* Given instruction
Extract each line where the string "Schatten" shows up.

* Listed entries
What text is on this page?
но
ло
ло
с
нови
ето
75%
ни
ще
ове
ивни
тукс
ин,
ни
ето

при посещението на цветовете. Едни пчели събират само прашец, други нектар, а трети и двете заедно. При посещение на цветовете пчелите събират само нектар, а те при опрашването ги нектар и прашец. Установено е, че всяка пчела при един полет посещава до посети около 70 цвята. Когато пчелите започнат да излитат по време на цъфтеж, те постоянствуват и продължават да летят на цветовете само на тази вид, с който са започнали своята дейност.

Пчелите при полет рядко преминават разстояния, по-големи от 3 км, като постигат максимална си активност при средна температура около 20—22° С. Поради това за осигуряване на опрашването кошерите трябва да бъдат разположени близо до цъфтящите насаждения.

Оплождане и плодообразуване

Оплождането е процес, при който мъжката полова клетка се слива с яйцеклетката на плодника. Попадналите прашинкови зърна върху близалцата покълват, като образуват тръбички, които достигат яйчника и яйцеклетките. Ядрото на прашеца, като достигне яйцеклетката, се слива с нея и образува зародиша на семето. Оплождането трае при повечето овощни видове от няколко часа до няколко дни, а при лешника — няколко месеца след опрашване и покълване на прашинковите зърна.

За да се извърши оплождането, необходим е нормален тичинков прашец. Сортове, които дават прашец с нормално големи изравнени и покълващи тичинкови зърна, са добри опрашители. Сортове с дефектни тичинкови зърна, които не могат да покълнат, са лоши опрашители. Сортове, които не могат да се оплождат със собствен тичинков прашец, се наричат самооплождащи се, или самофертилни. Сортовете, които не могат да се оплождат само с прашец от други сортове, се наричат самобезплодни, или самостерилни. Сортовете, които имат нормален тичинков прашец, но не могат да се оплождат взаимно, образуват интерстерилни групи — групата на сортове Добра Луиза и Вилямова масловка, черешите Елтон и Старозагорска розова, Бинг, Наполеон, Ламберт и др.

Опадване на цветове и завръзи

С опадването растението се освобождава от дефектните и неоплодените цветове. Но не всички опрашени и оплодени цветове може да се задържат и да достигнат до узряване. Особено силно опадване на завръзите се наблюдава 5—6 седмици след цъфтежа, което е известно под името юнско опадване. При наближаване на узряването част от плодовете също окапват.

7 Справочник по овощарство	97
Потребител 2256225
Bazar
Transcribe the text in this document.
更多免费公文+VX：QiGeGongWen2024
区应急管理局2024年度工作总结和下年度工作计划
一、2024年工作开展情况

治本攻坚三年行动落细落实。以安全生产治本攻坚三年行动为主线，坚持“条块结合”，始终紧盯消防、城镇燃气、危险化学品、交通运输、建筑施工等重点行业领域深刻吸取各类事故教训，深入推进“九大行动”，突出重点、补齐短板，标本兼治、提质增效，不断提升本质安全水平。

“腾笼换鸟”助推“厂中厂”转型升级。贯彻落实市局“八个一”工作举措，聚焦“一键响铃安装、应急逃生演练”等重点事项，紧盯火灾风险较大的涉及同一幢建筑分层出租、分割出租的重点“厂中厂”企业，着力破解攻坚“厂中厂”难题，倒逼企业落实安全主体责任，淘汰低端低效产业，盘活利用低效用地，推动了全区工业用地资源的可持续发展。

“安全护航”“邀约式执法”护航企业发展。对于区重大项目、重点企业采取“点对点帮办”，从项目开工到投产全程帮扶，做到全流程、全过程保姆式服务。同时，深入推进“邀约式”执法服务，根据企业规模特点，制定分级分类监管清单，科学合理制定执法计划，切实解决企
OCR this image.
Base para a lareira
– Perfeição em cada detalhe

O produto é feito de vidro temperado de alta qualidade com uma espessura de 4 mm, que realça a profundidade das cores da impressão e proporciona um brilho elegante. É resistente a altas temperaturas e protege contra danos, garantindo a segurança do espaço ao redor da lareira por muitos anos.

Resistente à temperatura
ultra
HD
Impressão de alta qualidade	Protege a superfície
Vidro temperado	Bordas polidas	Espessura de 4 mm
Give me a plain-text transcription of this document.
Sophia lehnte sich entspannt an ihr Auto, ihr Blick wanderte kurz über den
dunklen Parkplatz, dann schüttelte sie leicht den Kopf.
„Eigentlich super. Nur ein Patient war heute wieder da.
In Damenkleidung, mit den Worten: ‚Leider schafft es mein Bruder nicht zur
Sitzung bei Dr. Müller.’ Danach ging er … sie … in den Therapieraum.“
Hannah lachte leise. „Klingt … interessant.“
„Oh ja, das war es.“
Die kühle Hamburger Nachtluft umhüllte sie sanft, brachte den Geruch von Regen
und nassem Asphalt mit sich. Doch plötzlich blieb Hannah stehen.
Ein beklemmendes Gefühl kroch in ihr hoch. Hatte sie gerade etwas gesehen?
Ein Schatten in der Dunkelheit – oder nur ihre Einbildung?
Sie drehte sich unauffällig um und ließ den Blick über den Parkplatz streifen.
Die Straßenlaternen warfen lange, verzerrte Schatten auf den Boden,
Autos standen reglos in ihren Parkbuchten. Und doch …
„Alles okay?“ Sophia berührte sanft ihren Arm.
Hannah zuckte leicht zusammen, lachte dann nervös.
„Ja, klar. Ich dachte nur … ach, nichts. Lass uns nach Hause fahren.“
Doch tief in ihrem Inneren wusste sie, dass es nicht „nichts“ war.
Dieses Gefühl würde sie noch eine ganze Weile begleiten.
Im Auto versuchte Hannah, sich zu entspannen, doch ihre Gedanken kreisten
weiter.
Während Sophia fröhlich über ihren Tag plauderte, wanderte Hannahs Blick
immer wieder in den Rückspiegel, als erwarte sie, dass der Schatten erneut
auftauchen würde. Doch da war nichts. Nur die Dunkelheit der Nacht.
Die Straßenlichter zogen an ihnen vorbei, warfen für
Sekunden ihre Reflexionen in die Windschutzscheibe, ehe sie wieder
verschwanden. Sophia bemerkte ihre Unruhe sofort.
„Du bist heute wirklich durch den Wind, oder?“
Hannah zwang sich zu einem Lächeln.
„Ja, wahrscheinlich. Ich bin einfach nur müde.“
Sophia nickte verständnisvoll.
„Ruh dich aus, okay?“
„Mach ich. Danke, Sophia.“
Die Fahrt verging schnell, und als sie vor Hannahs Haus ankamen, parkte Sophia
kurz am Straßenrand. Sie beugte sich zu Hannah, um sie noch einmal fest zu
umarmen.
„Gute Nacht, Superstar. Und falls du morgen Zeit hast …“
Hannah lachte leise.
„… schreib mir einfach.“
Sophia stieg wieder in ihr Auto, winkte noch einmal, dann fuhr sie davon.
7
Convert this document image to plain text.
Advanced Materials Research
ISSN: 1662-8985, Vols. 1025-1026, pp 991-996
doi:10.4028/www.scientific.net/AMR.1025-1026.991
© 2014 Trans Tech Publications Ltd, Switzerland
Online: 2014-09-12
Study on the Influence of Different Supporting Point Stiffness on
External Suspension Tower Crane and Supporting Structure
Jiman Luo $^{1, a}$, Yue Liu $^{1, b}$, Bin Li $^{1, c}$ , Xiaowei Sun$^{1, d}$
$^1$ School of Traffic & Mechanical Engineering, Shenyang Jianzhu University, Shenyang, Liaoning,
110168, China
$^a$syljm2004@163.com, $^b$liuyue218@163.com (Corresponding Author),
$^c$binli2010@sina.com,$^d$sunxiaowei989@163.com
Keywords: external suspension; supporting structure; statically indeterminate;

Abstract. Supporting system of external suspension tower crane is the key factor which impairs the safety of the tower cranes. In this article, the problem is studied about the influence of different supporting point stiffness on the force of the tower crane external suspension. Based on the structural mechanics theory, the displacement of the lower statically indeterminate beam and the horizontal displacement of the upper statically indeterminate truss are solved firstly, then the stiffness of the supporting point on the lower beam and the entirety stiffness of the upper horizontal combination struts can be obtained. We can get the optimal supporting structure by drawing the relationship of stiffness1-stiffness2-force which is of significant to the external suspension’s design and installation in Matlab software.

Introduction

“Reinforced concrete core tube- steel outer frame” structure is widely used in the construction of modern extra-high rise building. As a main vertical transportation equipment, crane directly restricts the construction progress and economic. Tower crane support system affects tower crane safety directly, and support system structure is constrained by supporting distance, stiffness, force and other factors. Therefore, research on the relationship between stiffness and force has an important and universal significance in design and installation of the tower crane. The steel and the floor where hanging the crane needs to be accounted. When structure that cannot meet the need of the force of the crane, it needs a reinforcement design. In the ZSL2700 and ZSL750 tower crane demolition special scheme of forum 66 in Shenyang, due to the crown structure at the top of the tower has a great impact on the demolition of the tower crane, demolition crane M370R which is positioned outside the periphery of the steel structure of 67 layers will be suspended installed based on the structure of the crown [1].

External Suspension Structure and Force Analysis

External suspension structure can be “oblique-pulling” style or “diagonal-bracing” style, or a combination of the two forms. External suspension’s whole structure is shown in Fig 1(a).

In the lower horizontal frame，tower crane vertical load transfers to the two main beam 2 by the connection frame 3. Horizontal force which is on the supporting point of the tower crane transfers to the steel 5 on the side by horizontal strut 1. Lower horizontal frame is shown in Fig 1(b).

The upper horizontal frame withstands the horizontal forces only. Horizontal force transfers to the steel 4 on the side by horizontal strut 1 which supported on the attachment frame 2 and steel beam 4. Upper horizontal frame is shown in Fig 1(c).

* Exercise result
Ein Schatten in der Dunkelheit – oder nur ihre Einbildung?
Die Straßenlaternen warfen lange, verzerrte Schatten auf den Boden,
immer wieder in den Rückspiegel, als erwarte sie, dass der Schatten erneut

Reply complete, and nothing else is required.